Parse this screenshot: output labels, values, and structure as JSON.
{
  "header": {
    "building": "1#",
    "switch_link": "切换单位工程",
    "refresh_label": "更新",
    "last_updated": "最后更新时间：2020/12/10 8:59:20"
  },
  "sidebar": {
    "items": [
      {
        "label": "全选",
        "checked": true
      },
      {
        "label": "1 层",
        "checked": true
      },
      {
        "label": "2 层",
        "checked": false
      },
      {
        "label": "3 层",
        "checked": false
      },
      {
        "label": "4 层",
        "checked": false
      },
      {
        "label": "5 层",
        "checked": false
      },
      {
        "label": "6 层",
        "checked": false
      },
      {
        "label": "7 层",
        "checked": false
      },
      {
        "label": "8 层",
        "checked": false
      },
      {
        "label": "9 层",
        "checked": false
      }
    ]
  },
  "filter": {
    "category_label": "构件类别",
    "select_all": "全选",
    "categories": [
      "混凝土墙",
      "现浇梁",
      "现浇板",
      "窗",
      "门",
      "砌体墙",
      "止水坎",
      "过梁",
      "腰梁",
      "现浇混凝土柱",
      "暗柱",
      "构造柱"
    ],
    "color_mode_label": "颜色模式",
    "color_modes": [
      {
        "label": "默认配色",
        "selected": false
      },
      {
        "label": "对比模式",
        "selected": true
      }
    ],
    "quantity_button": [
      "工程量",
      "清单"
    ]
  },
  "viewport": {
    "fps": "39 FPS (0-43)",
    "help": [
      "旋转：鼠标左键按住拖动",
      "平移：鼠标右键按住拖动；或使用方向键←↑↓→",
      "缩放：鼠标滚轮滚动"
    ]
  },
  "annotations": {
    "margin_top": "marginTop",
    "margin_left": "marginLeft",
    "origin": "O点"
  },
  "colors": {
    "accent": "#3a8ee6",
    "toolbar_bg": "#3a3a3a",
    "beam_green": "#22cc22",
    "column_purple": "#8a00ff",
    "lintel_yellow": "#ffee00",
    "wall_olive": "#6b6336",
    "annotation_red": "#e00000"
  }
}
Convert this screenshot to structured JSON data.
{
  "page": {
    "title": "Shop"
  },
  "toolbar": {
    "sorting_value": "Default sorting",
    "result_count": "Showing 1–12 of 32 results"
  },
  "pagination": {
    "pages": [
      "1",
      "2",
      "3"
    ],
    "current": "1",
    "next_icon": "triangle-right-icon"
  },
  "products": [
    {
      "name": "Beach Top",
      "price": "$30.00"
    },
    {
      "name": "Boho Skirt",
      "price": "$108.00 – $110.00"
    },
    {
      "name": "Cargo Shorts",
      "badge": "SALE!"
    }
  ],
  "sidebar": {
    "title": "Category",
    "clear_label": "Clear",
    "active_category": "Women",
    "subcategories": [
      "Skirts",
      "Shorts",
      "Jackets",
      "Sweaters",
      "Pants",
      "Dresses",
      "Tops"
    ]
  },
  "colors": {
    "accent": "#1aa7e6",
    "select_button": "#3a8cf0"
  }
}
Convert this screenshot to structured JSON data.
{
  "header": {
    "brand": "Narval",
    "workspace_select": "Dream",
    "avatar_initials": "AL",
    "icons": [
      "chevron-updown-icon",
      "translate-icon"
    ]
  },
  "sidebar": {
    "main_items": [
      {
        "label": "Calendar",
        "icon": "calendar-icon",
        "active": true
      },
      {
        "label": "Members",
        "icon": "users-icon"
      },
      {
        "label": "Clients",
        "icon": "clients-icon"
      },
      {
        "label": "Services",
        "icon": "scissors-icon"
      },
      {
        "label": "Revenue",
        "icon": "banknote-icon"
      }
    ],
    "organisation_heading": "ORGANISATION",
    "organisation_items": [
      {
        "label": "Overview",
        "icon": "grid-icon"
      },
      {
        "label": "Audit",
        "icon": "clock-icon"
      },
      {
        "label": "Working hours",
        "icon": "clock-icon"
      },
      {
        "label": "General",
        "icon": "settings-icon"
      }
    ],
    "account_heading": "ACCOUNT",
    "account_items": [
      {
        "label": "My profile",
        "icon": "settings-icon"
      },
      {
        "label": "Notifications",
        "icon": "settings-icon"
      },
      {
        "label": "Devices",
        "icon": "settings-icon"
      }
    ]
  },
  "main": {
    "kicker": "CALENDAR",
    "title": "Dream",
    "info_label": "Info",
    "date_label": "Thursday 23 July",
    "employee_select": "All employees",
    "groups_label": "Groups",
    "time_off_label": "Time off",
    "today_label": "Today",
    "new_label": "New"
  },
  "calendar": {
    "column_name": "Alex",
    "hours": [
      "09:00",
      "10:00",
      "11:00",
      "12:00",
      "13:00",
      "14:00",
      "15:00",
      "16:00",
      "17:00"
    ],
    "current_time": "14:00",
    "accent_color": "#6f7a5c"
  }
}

----

Write out all the lines again, exactly as they are.

__Exercise output__
Parse this screenshot: output labels, values, and structure as JSON.
{
  "header": {
    "building": "1#",
    "switch_link": "切换单位工程",
    "refresh_label": "更新",
    "last_updated": "最后更新时间：2020/12/10 8:59:20"
  },
  "sidebar": {
    "items": [
      {
        "label": "全选",
        "checked": true
      },
      {
        "label": "1 层",
        "checked": true
      },
      {
        "label": "2 层",
        "checked": false
      },
      {
        "label": "3 层",
        "checked": false
      },
      {
        "label": "4 层",
        "checked": false
      },
      {
        "label": "5 层",
        "checked": false
      },
      {
        "label": "6 层",
        "checked": false
      },
      {
        "label": "7 层",
        "checked": false
      },
      {
        "label": "8 层",
        "checked": false
      },
      {
        "label": "9 层",
        "checked": false
      }
    ]
  },
  "filter": {
    "category_label": "构件类别",
    "select_all": "全选",
    "categories": [
      "混凝土墙",
      "现浇梁",
      "现浇板",
      "窗",
      "门",
      "砌体墙",
      "止水坎",
      "过梁",
      "腰梁",
      "现浇混凝土柱",
      "暗柱",
      "构造柱"
    ],
    "color_mode_label": "颜色模式",
    "color_modes": [
      {
        "label": "默认配色",
        "selected": false
      },
      {
        "label": "对比模式",
        "selected": true
      }
    ],
    "quantity_button": [
      "工程量",
      "清单"
    ]
  },
  "viewport": {
    "fps": "39 FPS (0-43)",
    "help": [
      "旋转：鼠标左键按住拖动",
      "平移：鼠标右键按住拖动；或使用方向键←↑↓→",
      "缩放：鼠标滚轮滚动"
    ]
  },
  "annotations": {
    "margin_top": "marginTop",
    "margin_left": "marginLeft",
    "origin": "O点"
  },
  "colors": {
    "accent": "#3a8ee6",
    "toolbar_bg": "#3a3a3a",
    "beam_green": "#22cc22",
    "column_purple": "#8a00ff",
    "lintel_yellow": "#ffee00",
    "wall_olive": "#6b6336",
    "annotation_red": "#e00000"
  }
}
Convert this screenshot to structured JSON data.
{
  "page": {
    "title": "Shop"
  },
  "toolbar": {
    "sorting_value": "Default sorting",
    "result_count": "Showing 1–12 of 32 results"
  },
  "pagination": {
    "pages": [
      "1",
      "2",
      "3"
    ],
    "current": "1",
    "next_icon": "triangle-right-icon"
  },
  "products": [
    {
      "name": "Beach Top",
      "price": "$30.00"
    },
    {
      "name": "Boho Skirt",
      "price": "$108.00 – $110.00"
    },
    {
      "name": "Cargo Shorts",
      "badge": "SALE!"
    }
  ],
  "sidebar": {
    "title": "Category",
    "clear_label": "Clear",
    "active_category": "Women",
    "subcategories": [
      "Skirts",
      "Shorts",
      "Jackets",
      "Sweaters",
      "Pants",
      "Dresses",
      "Tops"
    ]
  },
  "colors": {
    "accent": "#1aa7e6",
    "select_button": "#3a8cf0"
  }
}
Convert this screenshot to structured JSON data.
{
  "header": {
    "brand": "Narval",
    "workspace_select": "Dream",
    "avatar_initials": "AL",
    "icons": [
      "chevron-updown-icon",
      "translate-icon"
    ]
  },
  "sidebar": {
    "main_items": [
      {
        "label": "Calendar",
        "icon": "calendar-icon",
        "active": true
      },
      {
        "label": "Members",
        "icon": "users-icon"
      },
      {
        "label": "Clients",
        "icon": "clients-icon"
      },
      {
        "label": "Services",
        "icon": "scissors-icon"
      },
      {
        "label": "Revenue",
        "icon": "banknote-icon"
      }
    ],
    "organisation_heading": "ORGANISATION",
    "organisation_items": [
      {
        "label": "Overview",
        "icon": "grid-icon"
      },
      {
        "label": "Audit",
        "icon": "clock-icon"
      },
      {
        "label": "Working hours",
        "icon": "clock-icon"
      },
      {
        "label": "General",
        "icon": "settings-icon"
      }
    ],
    "account_heading": "ACCOUNT",
    "account_items": [
      {
        "label": "My profile",
        "icon": "settings-icon"
      },
      {
        "label": "Notifications",
        "icon": "settings-icon"
      },
      {
        "label": "Devices",
        "icon": "settings-icon"
      }
    ]
  },
  "main": {
    "kicker": "CALENDAR",
    "title": "Dream",
    "info_label": "Info",
    "date_label": "Thursday 23 July",
    "employee_select": "All employees",
    "groups_label": "Groups",
    "time_off_label": "Time off",
    "today_label": "Today",
    "new_label": "New"
  },
  "calendar": {
    "column_name": "Alex",
    "hours": [
      "09:00",
      "10:00",
      "11:00",
      "12:00",
      "13:00",
      "14:00",
      "15:00",
      "16:00",
      "17:00"
    ],
    "current_time": "14:00",
    "accent_color": "#6f7a5c"
  }
}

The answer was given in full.